__Passage to read__
□ □ □ □
Effects of Anethole in Nociception Experimental Models

1Department of Pharmacology and Therapeutics, Laboratory of Inflammation, State University of Maringá, Avenida Colombo 5790, 87020-900 Maringá, PR, Brazil
2Department of Pharmacology and Therapeutics, Laboratory of Brain Ischemia and Neuroprotection, State University of Maringá, Maringá, PR, Brazil

Received 26 June 2014; Revised 30 August 2014; Accepted 1 September 2014; Published 25 November 2014

Academic Editor: Jen-Kun Cheng

Copyright © 2014 Alessandra Mileni Versuti Ritter et al. This is an open access article distributed under the Creative Commons Attribution License, which permits unrestricted use, distribution, and reproduction in any medium, provided the original work is properly cited.
□ □ □ □
According to the anethole article header, please say when the article was accepted.

Data items:
□ □ □ □
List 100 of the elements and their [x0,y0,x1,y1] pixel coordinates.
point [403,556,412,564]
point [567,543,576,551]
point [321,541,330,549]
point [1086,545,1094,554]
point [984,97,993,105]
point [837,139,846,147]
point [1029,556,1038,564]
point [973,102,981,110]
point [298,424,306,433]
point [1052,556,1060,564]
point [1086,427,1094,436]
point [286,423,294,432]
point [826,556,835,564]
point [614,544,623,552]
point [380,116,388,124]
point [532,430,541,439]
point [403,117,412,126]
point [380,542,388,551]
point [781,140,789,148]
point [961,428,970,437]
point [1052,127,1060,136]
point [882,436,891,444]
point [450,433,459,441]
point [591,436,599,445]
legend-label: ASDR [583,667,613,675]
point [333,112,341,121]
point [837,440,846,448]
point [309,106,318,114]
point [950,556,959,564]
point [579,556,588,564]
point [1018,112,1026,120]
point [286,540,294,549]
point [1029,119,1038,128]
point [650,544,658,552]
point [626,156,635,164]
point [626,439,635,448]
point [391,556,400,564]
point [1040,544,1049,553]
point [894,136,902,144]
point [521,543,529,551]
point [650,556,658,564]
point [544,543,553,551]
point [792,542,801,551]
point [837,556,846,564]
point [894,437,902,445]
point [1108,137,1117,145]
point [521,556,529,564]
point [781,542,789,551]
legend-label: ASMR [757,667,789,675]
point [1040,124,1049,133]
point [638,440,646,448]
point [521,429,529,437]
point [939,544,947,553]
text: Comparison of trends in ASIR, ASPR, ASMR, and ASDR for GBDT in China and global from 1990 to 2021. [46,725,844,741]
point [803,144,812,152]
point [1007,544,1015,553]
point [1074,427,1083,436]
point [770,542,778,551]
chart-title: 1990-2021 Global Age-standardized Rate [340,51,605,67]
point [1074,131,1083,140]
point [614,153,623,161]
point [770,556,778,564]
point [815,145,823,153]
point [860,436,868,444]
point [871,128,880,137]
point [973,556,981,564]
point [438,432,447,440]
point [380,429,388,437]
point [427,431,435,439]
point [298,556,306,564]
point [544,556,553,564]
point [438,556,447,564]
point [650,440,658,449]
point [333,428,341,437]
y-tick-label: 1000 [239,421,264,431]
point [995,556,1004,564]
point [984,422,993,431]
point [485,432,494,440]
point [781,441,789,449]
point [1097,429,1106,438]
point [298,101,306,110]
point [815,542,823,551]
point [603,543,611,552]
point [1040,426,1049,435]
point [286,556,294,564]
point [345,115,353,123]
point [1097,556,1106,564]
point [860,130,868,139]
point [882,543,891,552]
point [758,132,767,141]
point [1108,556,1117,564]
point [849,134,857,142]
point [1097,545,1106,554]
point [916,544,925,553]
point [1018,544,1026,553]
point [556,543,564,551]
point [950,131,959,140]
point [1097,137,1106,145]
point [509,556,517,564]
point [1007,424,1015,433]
□ □ □ □
__Answer to this exercise__
1 September 2014